__Requirement__: Look through the lines below and extract each one that contains "Entropy".

########

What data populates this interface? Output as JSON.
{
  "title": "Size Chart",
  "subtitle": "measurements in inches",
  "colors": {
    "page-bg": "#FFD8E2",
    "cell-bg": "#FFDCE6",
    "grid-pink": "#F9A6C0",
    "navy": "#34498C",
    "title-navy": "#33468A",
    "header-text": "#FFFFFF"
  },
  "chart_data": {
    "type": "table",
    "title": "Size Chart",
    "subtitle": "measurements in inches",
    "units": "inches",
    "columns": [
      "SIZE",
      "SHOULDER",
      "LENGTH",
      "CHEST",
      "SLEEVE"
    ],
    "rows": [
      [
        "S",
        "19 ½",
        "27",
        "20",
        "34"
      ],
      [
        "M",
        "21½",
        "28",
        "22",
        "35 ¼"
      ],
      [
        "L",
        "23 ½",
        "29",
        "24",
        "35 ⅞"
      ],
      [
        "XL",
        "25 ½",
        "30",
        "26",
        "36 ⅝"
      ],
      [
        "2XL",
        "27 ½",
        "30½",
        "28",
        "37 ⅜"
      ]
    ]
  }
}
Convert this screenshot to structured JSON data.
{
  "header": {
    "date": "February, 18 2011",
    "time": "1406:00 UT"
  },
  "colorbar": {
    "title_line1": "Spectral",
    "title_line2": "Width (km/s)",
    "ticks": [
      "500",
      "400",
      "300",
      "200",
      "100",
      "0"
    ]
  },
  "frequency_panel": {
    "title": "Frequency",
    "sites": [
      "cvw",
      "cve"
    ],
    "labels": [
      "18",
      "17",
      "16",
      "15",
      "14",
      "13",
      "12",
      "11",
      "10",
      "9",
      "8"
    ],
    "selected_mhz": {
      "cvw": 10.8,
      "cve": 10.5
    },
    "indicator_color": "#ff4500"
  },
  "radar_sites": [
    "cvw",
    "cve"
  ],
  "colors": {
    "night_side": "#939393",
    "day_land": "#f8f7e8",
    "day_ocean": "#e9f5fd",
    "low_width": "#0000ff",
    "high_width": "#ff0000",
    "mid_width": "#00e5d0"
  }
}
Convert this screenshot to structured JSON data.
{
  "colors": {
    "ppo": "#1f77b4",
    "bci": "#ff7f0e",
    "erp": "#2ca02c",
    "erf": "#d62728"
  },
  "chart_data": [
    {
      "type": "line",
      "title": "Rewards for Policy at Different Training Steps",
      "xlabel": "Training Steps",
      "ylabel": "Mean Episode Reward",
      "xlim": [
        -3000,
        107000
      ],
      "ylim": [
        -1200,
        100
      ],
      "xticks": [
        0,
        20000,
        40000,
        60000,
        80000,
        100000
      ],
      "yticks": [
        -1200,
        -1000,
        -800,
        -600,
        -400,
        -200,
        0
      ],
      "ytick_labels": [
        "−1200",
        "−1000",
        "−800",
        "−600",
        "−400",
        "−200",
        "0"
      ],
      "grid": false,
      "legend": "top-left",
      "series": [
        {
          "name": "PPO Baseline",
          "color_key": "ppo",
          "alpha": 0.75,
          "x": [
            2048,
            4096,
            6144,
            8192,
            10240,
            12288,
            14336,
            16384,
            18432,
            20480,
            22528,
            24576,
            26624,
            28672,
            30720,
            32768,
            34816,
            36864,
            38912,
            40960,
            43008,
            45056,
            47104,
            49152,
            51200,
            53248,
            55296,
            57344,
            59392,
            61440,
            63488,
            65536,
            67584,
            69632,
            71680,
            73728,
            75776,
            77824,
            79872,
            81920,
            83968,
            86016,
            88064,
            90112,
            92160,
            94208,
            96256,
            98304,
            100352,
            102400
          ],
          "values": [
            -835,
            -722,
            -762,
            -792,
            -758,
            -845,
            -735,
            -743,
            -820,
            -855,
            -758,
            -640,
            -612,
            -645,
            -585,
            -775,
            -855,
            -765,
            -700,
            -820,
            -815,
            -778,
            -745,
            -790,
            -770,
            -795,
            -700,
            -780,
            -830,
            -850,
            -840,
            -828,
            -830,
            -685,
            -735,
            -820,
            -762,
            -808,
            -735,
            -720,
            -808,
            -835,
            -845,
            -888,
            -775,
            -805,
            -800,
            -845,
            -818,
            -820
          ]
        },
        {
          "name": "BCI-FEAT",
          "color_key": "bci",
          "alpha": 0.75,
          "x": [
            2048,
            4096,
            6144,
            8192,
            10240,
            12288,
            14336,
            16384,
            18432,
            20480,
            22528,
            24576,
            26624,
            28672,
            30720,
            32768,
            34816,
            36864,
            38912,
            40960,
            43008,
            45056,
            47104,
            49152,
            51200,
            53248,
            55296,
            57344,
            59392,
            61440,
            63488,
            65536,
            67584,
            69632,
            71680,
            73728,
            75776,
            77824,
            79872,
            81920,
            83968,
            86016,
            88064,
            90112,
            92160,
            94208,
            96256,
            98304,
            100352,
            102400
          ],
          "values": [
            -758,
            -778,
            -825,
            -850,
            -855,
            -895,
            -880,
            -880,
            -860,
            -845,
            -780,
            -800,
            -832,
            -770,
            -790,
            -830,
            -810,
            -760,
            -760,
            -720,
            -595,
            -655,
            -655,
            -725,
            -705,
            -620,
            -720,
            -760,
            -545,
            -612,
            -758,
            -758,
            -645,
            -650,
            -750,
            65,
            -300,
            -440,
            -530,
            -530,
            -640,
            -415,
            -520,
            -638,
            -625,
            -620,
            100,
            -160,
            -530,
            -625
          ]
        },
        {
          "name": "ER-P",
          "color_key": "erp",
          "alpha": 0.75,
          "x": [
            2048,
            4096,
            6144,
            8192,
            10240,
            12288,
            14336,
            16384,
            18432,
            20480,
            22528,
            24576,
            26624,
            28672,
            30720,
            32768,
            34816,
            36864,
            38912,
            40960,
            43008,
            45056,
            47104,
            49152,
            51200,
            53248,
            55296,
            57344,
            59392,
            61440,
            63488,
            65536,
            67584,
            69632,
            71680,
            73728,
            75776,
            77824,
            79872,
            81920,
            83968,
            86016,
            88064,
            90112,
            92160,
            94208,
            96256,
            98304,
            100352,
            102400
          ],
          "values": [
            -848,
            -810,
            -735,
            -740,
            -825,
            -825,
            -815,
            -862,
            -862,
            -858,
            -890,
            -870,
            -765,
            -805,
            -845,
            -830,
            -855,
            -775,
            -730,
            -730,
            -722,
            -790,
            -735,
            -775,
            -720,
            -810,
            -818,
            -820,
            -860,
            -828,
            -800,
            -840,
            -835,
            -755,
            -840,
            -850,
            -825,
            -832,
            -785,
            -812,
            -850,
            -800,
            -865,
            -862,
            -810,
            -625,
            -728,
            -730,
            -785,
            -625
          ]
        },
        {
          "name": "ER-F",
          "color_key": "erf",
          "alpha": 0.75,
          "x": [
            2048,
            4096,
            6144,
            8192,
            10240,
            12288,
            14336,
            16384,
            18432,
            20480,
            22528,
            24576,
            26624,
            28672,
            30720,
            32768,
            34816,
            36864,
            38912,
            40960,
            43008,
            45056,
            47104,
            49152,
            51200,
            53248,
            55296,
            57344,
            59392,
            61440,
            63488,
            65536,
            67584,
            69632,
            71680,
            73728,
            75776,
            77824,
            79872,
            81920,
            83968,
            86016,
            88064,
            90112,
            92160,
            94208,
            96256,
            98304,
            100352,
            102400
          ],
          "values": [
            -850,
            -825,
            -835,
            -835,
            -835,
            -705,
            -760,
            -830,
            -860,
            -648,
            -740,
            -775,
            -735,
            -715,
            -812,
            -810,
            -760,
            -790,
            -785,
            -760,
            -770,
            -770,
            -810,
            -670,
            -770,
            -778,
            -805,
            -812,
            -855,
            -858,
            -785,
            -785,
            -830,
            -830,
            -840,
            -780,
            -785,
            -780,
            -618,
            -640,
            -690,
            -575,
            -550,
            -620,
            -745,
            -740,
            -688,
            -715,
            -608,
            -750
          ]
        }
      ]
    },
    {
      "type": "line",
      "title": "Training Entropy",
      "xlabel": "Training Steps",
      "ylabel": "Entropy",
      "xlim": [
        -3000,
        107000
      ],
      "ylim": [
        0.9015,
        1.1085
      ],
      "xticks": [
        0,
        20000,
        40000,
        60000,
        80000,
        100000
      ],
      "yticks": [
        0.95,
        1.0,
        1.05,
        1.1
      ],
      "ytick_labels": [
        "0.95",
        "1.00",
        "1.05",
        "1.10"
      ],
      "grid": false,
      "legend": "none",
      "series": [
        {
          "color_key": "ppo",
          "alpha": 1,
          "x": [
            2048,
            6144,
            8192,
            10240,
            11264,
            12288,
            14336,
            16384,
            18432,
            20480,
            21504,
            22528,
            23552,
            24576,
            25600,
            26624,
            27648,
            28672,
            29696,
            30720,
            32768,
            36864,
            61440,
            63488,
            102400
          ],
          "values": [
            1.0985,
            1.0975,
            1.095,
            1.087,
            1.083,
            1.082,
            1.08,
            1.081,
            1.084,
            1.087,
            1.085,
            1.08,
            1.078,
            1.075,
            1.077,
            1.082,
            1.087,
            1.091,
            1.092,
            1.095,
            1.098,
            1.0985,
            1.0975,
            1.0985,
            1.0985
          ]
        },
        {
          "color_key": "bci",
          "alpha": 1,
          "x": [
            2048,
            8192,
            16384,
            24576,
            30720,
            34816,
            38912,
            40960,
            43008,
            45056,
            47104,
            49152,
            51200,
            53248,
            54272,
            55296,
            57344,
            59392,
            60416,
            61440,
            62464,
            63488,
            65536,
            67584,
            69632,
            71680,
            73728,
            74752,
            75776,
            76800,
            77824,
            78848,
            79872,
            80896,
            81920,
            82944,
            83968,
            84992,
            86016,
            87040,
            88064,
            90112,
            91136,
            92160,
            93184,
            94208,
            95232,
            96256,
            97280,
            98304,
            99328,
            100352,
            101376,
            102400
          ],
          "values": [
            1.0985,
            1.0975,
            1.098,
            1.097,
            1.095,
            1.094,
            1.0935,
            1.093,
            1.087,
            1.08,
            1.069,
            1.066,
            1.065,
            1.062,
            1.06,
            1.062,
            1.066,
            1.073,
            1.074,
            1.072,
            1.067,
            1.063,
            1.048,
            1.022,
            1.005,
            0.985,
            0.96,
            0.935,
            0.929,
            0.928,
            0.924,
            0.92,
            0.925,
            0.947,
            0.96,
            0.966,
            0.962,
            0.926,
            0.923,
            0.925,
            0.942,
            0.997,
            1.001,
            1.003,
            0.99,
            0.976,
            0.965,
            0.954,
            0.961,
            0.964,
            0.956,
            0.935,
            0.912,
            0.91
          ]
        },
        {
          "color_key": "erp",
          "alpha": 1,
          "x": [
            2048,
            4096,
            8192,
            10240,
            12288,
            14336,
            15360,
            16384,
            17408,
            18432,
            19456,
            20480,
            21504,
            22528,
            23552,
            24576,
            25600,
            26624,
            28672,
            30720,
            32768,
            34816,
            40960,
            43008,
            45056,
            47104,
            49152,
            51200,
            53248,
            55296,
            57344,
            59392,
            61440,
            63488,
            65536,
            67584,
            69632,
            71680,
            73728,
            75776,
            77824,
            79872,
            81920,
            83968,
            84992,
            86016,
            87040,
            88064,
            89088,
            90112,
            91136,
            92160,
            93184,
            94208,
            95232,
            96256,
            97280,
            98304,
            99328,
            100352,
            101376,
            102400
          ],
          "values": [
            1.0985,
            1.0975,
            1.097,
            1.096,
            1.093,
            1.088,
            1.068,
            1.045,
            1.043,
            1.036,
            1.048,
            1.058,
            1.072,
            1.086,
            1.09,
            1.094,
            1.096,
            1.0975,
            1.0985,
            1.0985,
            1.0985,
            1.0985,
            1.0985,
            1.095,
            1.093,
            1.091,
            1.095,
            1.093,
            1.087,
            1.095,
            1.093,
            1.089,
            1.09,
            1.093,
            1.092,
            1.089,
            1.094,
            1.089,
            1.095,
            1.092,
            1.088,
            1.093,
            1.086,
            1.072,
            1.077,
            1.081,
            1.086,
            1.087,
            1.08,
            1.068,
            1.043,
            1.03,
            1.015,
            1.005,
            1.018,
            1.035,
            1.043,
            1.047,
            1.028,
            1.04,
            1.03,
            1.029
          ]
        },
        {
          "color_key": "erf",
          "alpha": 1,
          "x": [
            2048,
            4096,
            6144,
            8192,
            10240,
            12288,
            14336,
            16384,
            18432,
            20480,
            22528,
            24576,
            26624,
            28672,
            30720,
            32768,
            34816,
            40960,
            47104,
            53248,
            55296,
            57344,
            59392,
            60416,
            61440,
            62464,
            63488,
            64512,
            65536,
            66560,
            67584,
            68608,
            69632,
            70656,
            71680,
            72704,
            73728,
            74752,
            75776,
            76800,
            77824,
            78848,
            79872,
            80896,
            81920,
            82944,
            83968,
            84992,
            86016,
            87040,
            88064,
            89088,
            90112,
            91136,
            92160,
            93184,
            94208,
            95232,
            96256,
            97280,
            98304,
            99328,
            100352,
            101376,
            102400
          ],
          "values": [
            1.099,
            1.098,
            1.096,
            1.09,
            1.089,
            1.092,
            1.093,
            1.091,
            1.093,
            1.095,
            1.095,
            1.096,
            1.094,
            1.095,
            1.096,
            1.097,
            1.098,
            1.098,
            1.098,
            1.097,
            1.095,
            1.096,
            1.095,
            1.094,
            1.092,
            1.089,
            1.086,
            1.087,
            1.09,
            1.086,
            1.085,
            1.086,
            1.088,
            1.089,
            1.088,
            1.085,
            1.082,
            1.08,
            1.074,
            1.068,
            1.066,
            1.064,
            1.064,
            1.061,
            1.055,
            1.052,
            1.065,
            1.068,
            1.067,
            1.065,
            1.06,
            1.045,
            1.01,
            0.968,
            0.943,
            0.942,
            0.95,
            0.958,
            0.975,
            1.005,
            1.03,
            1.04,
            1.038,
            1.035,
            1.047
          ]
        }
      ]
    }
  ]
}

########

__Exercise output__:
      "title": "Training Entropy",
      "ylabel": "Entropy",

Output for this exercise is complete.